## Dataset content

━━━━━━━━━━

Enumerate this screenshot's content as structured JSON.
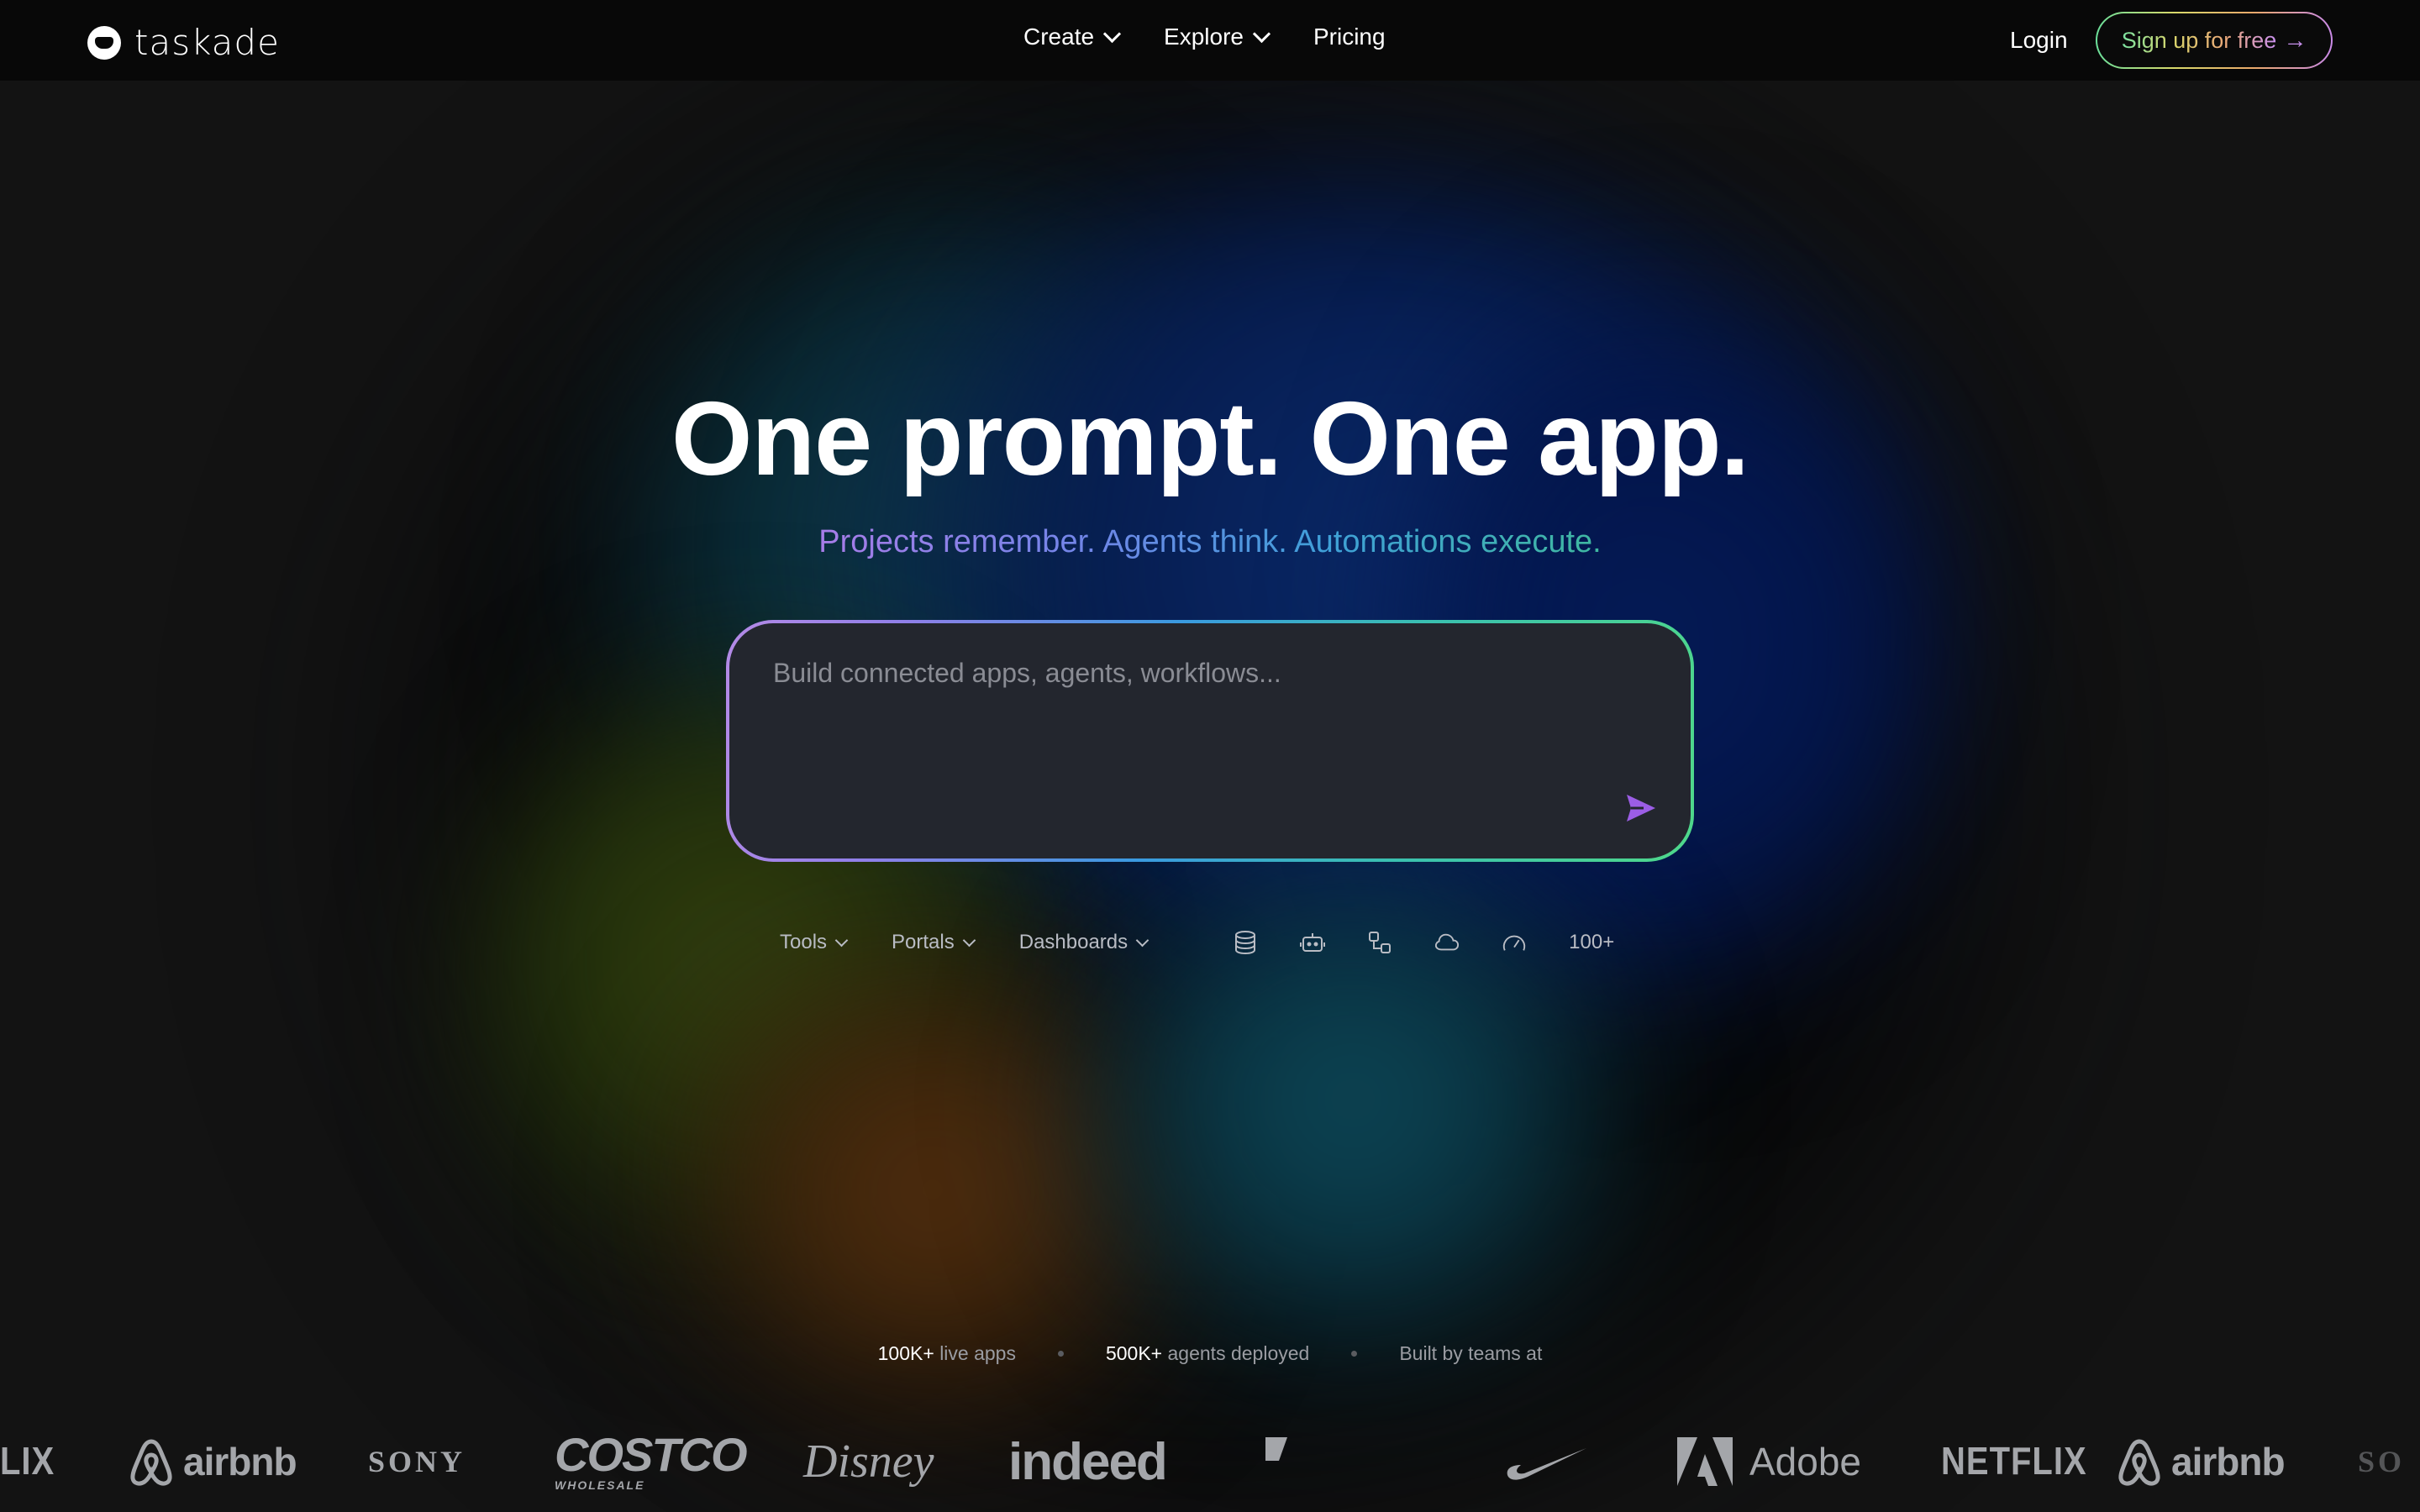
{
  "nav": {
    "logo_text": "taskade",
    "menu": [
      {
        "label": "Create",
        "has_dropdown": true
      },
      {
        "label": "Explore",
        "has_dropdown": true
      },
      {
        "label": "Pricing",
        "has_dropdown": false
      }
    ],
    "login_label": "Login",
    "signup_label": "Sign up for free",
    "signup_arrow": "→"
  },
  "hero": {
    "title": "One prompt. One app.",
    "subtitle": "Projects remember. Agents think. Automations execute."
  },
  "prompt": {
    "placeholder": "Build connected apps, agents, workflows...",
    "value": "",
    "send_icon": "send-icon"
  },
  "toolbar": {
    "dropdowns": [
      "Tools",
      "Portals",
      "Dashboards"
    ],
    "icons": [
      "database-icon",
      "robot-icon",
      "workflow-icon",
      "cloud-icon",
      "gauge-icon"
    ],
    "more_label": "100+"
  },
  "stats": {
    "live_apps_value": "100K+",
    "live_apps_label": "live apps",
    "agents_value": "500K+",
    "agents_label": "agents deployed",
    "teams_label": "Built by teams at"
  },
  "logos": {
    "items": [
      {
        "name": "netflix-partial",
        "text": "LIX"
      },
      {
        "name": "airbnb",
        "text": "airbnb"
      },
      {
        "name": "sony",
        "text": "SONY"
      },
      {
        "name": "costco",
        "text": "COSTCO",
        "sub": "WHOLESALE"
      },
      {
        "name": "disney",
        "text": "Disney"
      },
      {
        "name": "indeed",
        "text": "indeed"
      },
      {
        "name": "nike",
        "text": ""
      },
      {
        "name": "adobe",
        "text": "Adobe"
      },
      {
        "name": "netflix",
        "text": "NETFLIX"
      },
      {
        "name": "airbnb",
        "text": "airbnb"
      },
      {
        "name": "sony-partial",
        "text": "SO"
      }
    ]
  },
  "colors": {
    "background": "#131313",
    "nav_background": "#080808",
    "prompt_background": "#23262e",
    "send_accent": "#9b5de5",
    "muted_text": "#9a9ca2"
  }
}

━━━━━━━━━━

## Exercise brief
Please write out all of the material above without changing a word, and omit any pictures.

## Result for this task
Enumerate this screenshot's content as structured JSON.
{
  "nav": {
    "logo_text": "taskade",
    "menu": [
      {
        "label": "Create",
        "has_dropdown": true
      },
      {
        "label": "Explore",
        "has_dropdown": true
      },
      {
        "label": "Pricing",
        "has_dropdown": false
      }
    ],
    "login_label": "Login",
    "signup_label": "Sign up for free",
    "signup_arrow": "→"
  },
  "hero": {
    "title": "One prompt. One app.",
    "subtitle": "Projects remember. Agents think. Automations execute."
  },
  "prompt": {
    "placeholder": "Build connected apps, agents, workflows...",
    "value": "",
    "send_icon": "send-icon"
  },
  "toolbar": {
    "dropdowns": [
      "Tools",
      "Portals",
      "Dashboards"
    ],
    "icons": [
      "database-icon",
      "robot-icon",
      "workflow-icon",
      "cloud-icon",
      "gauge-icon"
    ],
    "more_label": "100+"
  },
  "stats": {
    "live_apps_value": "100K+",
    "live_apps_label": "live apps",
    "agents_value": "500K+",
    "agents_label": "agents deployed",
    "teams_label": "Built by teams at"
  },
  "logos": {
    "items": [
      {
        "name": "netflix-partial",
        "text": "LIX"
      },
      {
        "name": "airbnb",
        "text": "airbnb"
      },
      {
        "name": "sony",
        "text": "SONY"
      },
      {
        "name": "costco",
        "text": "COSTCO",
        "sub": "WHOLESALE"
      },
      {
        "name": "disney",
        "text": "Disney"
      },
      {
        "name": "indeed",
        "text": "indeed"
      },
      {
        "name": "nike",
        "text": ""
      },
      {
        "name": "adobe",
        "text": "Adobe"
      },
      {
        "name": "netflix",
        "text": "NETFLIX"
      },
      {
        "name": "airbnb",
        "text": "airbnb"
      },
      {
        "name": "sony-partial",
        "text": "SO"
      }
    ]
  },
  "colors": {
    "background": "#131313",
    "nav_background": "#080808",
    "prompt_background": "#23262e",
    "send_accent": "#9b5de5",
    "muted_text": "#9a9ca2"
  }
}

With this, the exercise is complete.